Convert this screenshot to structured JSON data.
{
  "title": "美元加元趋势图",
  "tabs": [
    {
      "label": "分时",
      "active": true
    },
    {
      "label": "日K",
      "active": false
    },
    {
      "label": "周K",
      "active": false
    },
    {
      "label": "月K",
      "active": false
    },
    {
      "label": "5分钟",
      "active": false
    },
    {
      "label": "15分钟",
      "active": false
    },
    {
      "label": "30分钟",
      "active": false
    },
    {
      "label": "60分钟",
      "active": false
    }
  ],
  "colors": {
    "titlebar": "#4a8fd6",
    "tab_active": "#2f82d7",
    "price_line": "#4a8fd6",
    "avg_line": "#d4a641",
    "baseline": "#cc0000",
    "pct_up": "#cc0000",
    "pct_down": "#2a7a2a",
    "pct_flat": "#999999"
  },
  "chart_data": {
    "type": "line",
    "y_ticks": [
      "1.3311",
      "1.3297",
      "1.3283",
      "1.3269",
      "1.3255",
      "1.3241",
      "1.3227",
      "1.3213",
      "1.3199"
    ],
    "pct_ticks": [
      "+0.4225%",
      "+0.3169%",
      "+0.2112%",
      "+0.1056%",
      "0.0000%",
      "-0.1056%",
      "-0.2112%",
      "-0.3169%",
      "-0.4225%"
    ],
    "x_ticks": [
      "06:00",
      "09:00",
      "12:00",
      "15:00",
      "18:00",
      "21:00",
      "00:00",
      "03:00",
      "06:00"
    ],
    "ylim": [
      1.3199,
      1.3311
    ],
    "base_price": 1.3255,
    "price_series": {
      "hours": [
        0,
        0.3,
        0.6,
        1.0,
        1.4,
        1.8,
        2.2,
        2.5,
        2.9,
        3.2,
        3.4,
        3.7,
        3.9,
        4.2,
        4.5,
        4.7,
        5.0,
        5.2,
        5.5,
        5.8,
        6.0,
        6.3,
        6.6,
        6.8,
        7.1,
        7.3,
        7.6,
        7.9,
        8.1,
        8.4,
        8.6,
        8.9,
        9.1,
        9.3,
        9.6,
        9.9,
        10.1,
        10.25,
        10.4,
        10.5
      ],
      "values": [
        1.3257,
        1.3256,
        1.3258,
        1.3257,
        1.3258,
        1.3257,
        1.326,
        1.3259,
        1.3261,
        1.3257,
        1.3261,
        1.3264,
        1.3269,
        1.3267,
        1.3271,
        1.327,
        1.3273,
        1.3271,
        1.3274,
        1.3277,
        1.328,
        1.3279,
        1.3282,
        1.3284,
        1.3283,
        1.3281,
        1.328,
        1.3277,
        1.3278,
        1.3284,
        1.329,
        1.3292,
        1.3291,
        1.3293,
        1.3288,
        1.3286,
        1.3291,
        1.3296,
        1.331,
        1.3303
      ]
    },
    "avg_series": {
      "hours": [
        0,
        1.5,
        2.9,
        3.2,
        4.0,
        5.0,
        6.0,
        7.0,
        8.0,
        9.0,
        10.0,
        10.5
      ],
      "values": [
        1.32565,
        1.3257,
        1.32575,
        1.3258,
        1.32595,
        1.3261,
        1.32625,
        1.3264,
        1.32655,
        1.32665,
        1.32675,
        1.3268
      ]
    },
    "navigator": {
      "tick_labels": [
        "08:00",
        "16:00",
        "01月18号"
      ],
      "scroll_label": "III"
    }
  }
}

▶ _WHAT NEEDS TO BE DONE_: The records above are to be copied in full, exactly as written.

▶ _EXERCISE ANSWER_:
Convert this screenshot to structured JSON data.
{
  "title": "美元加元趋势图",
  "tabs": [
    {
      "label": "分时",
      "active": true
    },
    {
      "label": "日K",
      "active": false
    },
    {
      "label": "周K",
      "active": false
    },
    {
      "label": "月K",
      "active": false
    },
    {
      "label": "5分钟",
      "active": false
    },
    {
      "label": "15分钟",
      "active": false
    },
    {
      "label": "30分钟",
      "active": false
    },
    {
      "label": "60分钟",
      "active": false
    }
  ],
  "colors": {
    "titlebar": "#4a8fd6",
    "tab_active": "#2f82d7",
    "price_line": "#4a8fd6",
    "avg_line": "#d4a641",
    "baseline": "#cc0000",
    "pct_up": "#cc0000",
    "pct_down": "#2a7a2a",
    "pct_flat": "#999999"
  },
  "chart_data": {
    "type": "line",
    "y_ticks": [
      "1.3311",
      "1.3297",
      "1.3283",
      "1.3269",
      "1.3255",
      "1.3241",
      "1.3227",
      "1.3213",
      "1.3199"
    ],
    "pct_ticks": [
      "+0.4225%",
      "+0.3169%",
      "+0.2112%",
      "+0.1056%",
      "0.0000%",
      "-0.1056%",
      "-0.2112%",
      "-0.3169%",
      "-0.4225%"
    ],
    "x_ticks": [
      "06:00",
      "09:00",
      "12:00",
      "15:00",
      "18:00",
      "21:00",
      "00:00",
      "03:00",
      "06:00"
    ],
    "ylim": [
      1.3199,
      1.3311
    ],
    "base_price": 1.3255,
    "price_series": {
      "hours": [
        0,
        0.3,
        0.6,
        1.0,
        1.4,
        1.8,
        2.2,
        2.5,
        2.9,
        3.2,
        3.4,
        3.7,
        3.9,
        4.2,
        4.5,
        4.7,
        5.0,
        5.2,
        5.5,
        5.8,
        6.0,
        6.3,
        6.6,
        6.8,
        7.1,
        7.3,
        7.6,
        7.9,
        8.1,
        8.4,
        8.6,
        8.9,
        9.1,
        9.3,
        9.6,
        9.9,
        10.1,
        10.25,
        10.4,
        10.5
      ],
      "values": [
        1.3257,
        1.3256,
        1.3258,
        1.3257,
        1.3258,
        1.3257,
        1.326,
        1.3259,
        1.3261,
        1.3257,
        1.3261,
        1.3264,
        1.3269,
        1.3267,
        1.3271,
        1.327,
        1.3273,
        1.3271,
        1.3274,
        1.3277,
        1.328,
        1.3279,
        1.3282,
        1.3284,
        1.3283,
        1.3281,
        1.328,
        1.3277,
        1.3278,
        1.3284,
        1.329,
        1.3292,
        1.3291,
        1.3293,
        1.3288,
        1.3286,
        1.3291,
        1.3296,
        1.331,
        1.3303
      ]
    },
    "avg_series": {
      "hours": [
        0,
        1.5,
        2.9,
        3.2,
        4.0,
        5.0,
        6.0,
        7.0,
        8.0,
        9.0,
        10.0,
        10.5
      ],
      "values": [
        1.32565,
        1.3257,
        1.32575,
        1.3258,
        1.32595,
        1.3261,
        1.32625,
        1.3264,
        1.32655,
        1.32665,
        1.32675,
        1.3268
      ]
    },
    "navigator": {
      "tick_labels": [
        "08:00",
        "16:00",
        "01月18号"
      ],
      "scroll_label": "III"
    }
  }
}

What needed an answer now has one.